-- Exercise requirements --
Find how many lines in the data below include the word "Contents", then write only that number.
--------------------
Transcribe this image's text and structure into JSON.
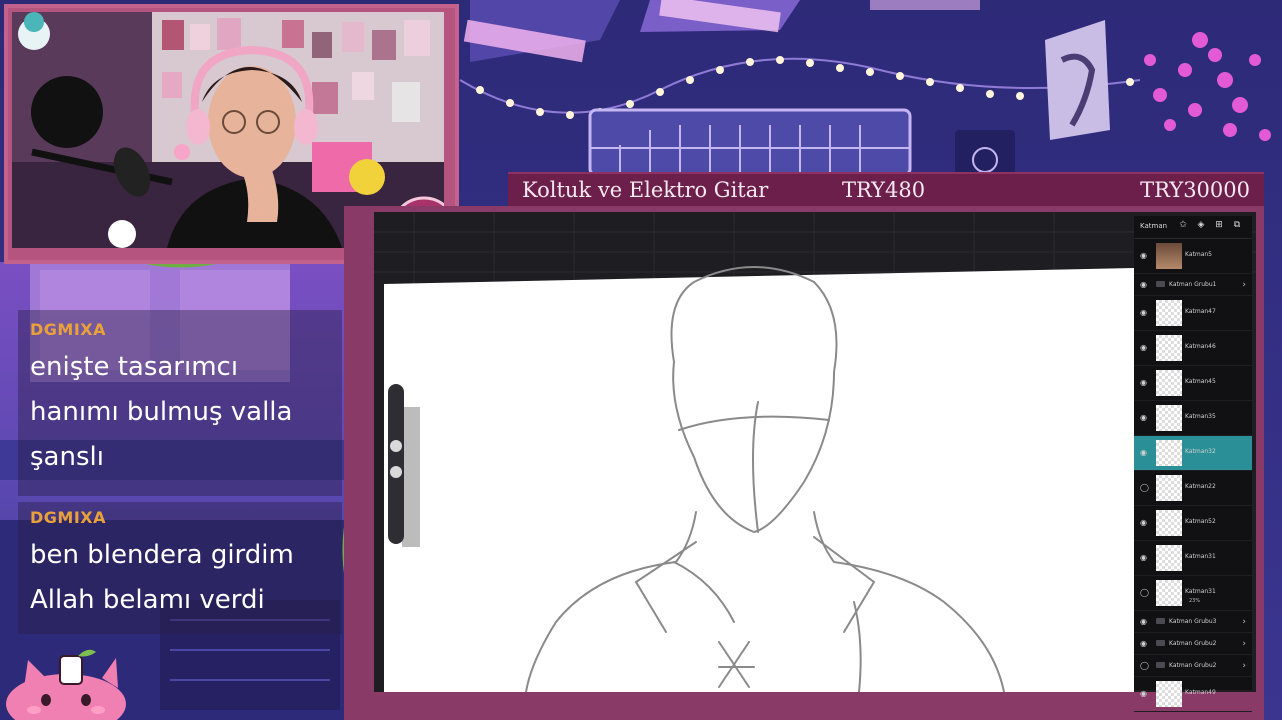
{
  "goal": {
    "name": "Koltuk ve Elektro Gitar",
    "current": "TRY480",
    "target": "TRY30000"
  },
  "chat": {
    "messages": [
      {
        "user": "DGMIXA",
        "lines": [
          "enişte tasarımcı",
          "hanımı bulmuş valla",
          "şanslı"
        ]
      },
      {
        "user": "DGMIXA",
        "lines": [
          "ben blendera girdim",
          "Allah belamı verdi"
        ]
      }
    ]
  },
  "layers_panel": {
    "title": "Katman",
    "header_icons": [
      "pin-icon",
      "stack-icon",
      "add-layer-icon",
      "duplicate-icon"
    ],
    "items": [
      {
        "name": "Katman5",
        "type": "layer",
        "thumbnail": "photo",
        "visible": true
      },
      {
        "name": "Katman Grubu1",
        "type": "group",
        "visible": true
      },
      {
        "name": "Katman47",
        "type": "layer",
        "visible": true
      },
      {
        "name": "Katman46",
        "type": "layer",
        "visible": true
      },
      {
        "name": "Katman45",
        "type": "layer",
        "visible": true
      },
      {
        "name": "Katman35",
        "type": "layer",
        "visible": true
      },
      {
        "name": "Katman32",
        "type": "layer",
        "visible": true,
        "active": true
      },
      {
        "name": "Katman22",
        "type": "layer",
        "visible": false
      },
      {
        "name": "Katman52",
        "type": "layer",
        "visible": true
      },
      {
        "name": "Katman31",
        "type": "layer",
        "visible": true
      },
      {
        "name": "Katman31",
        "type": "layer",
        "visible": false,
        "opacity": "23%"
      },
      {
        "name": "Katman Grubu3",
        "type": "group",
        "visible": true
      },
      {
        "name": "Katman Grubu2",
        "type": "group",
        "visible": true
      },
      {
        "name": "Katman Grubu2",
        "type": "group",
        "visible": false
      },
      {
        "name": "Katman49",
        "type": "layer",
        "visible": true
      }
    ]
  },
  "colors": {
    "frame": "#b5557f",
    "goal_bar": "#6c1f4a",
    "chat_user": "#e9a13a",
    "active_layer": "#2a8f97",
    "scene_bg": "#2a2460"
  }
}
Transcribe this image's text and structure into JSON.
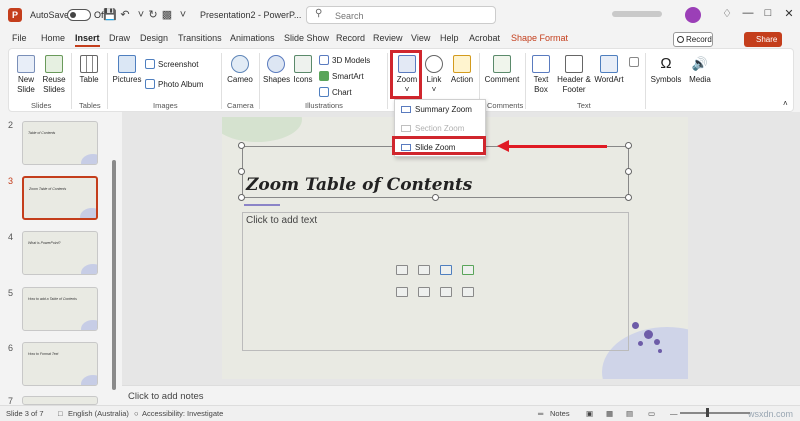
{
  "titlebar": {
    "app_logo": "P",
    "autosave_label": "AutoSave",
    "autosave_state": "Off",
    "doc_title": "Presentation2 - PowerP...",
    "search_placeholder": "Search",
    "qat_icons": [
      "save-icon",
      "undo-icon",
      "redo-icon",
      "slideshow-icon",
      "dropdown-icon"
    ],
    "window_icons": [
      "diamond-icon",
      "minimize-icon",
      "maximize-icon",
      "close-icon"
    ]
  },
  "menu": {
    "tabs": [
      "File",
      "Home",
      "Insert",
      "Draw",
      "Design",
      "Transitions",
      "Animations",
      "Slide Show",
      "Record",
      "Review",
      "View",
      "Help",
      "Acrobat",
      "Shape Format"
    ],
    "active_tab": "Insert",
    "record_label": "Record",
    "share_label": "Share"
  },
  "ribbon": {
    "new_slide": "New Slide",
    "reuse_slides": "Reuse Slides",
    "slides_group": "Slides",
    "table": "Table",
    "tables_group": "Tables",
    "pictures": "Pictures",
    "screenshot": "Screenshot",
    "photo_album": "Photo Album",
    "images_group": "Images",
    "cameo": "Cameo",
    "camera_group": "Camera",
    "shapes": "Shapes",
    "icons": "Icons",
    "models_3d": "3D Models",
    "smartart": "SmartArt",
    "chart": "Chart",
    "illustrations_group": "Illustrations",
    "zoom": "Zoom",
    "link": "Link",
    "action": "Action",
    "comment": "Comment",
    "comments_group": "Comments",
    "text_box": "Text Box",
    "header_footer": "Header & Footer",
    "wordart": "WordArt",
    "text_group": "Text",
    "symbols": "Symbols",
    "media": "Media"
  },
  "zoom_menu": {
    "summary_zoom": "Summary Zoom",
    "section_zoom": "Section Zoom",
    "slide_zoom": "Slide Zoom"
  },
  "thumbnails": [
    {
      "number": "2",
      "title": "Table of Contents"
    },
    {
      "number": "3",
      "title": "Zoom Table of Contents",
      "selected": true
    },
    {
      "number": "4",
      "title": "What is PowerPoint?"
    },
    {
      "number": "5",
      "title": "How to add a Table of Contents"
    },
    {
      "number": "6",
      "title": "How to Format Text"
    },
    {
      "number": "7",
      "title": ""
    }
  ],
  "slide": {
    "title": "Zoom Table of Contents",
    "content_placeholder": "Click to add text"
  },
  "notes_placeholder": "Click to add notes",
  "status": {
    "slide_count": "Slide 3 of 7",
    "language": "English (Australia)",
    "accessibility": "Accessibility: Investigate",
    "notes": "Notes",
    "watermark": "wsxdn.com"
  },
  "colors": {
    "accent": "#c43e1c",
    "highlight": "#d0262d",
    "arrow": "#e01b24"
  }
}
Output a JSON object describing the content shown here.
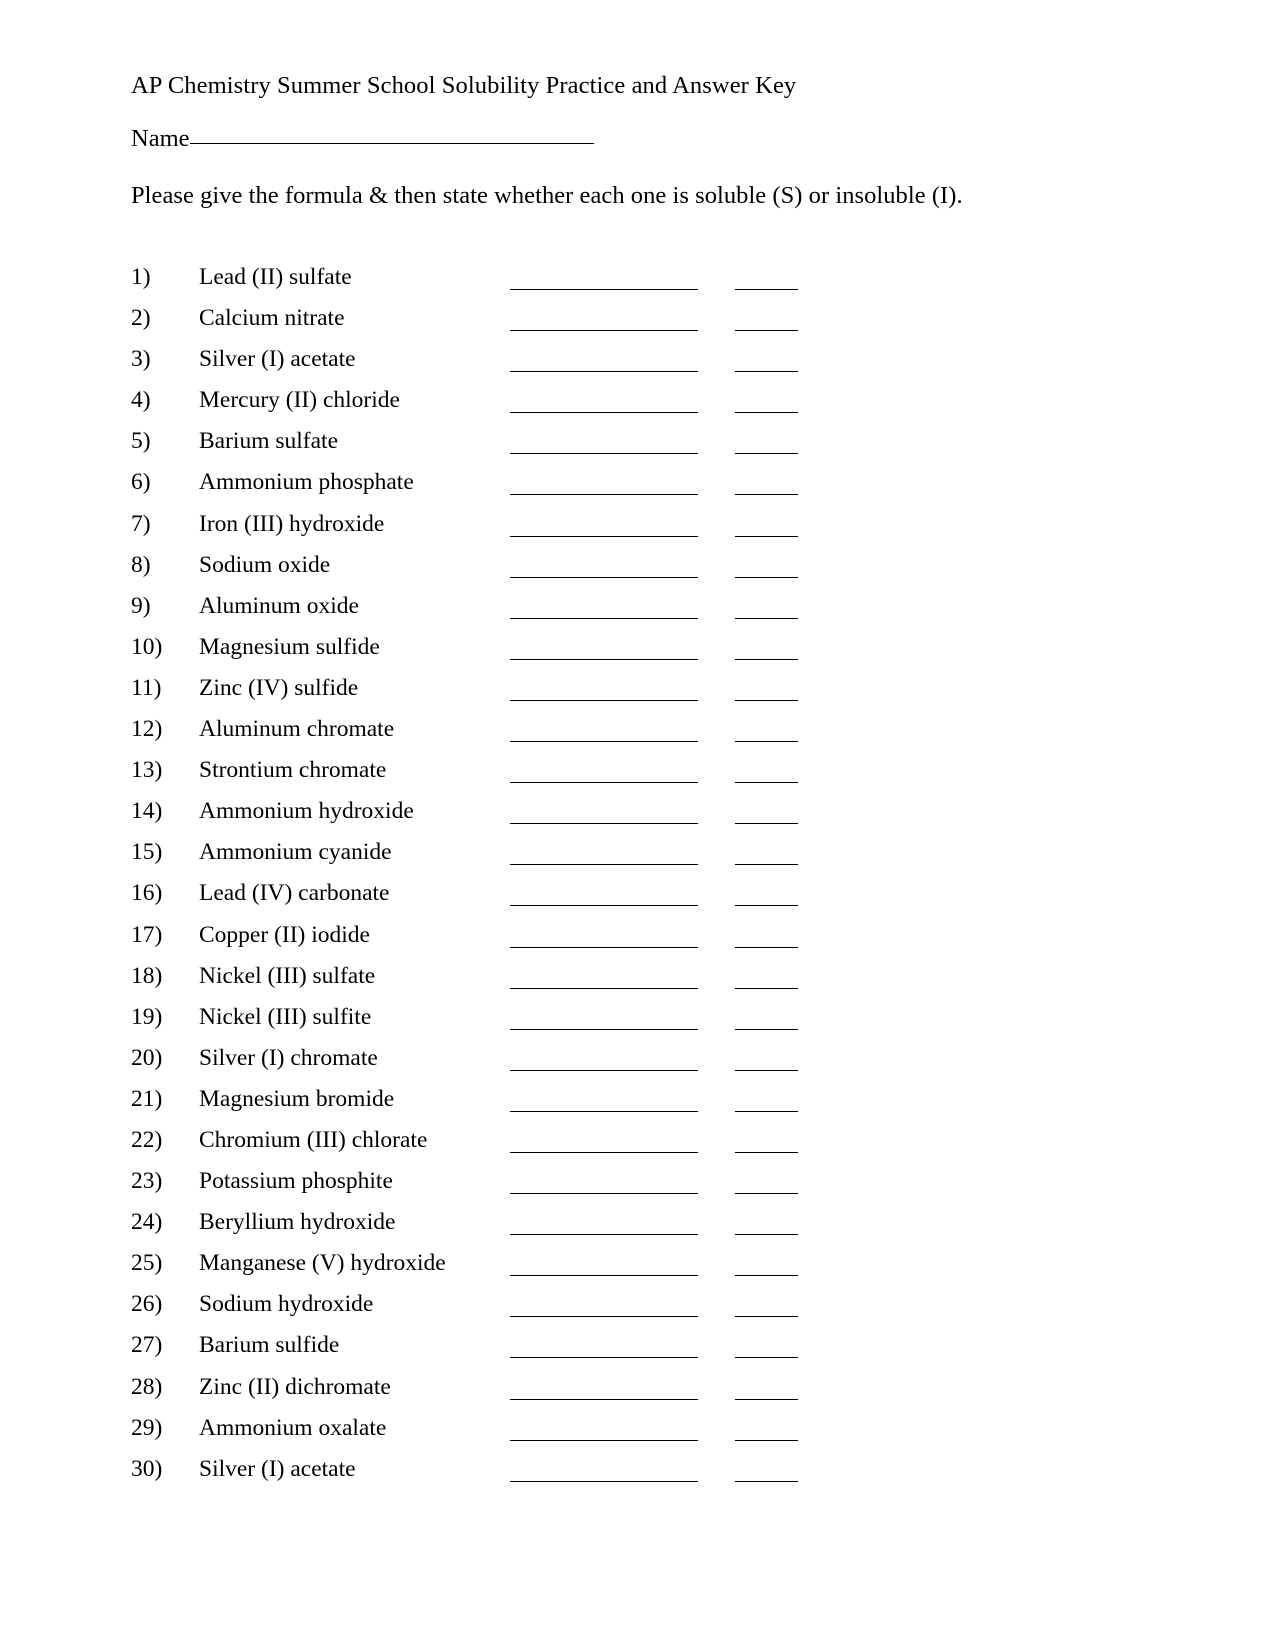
--------------------
-- Task output --
4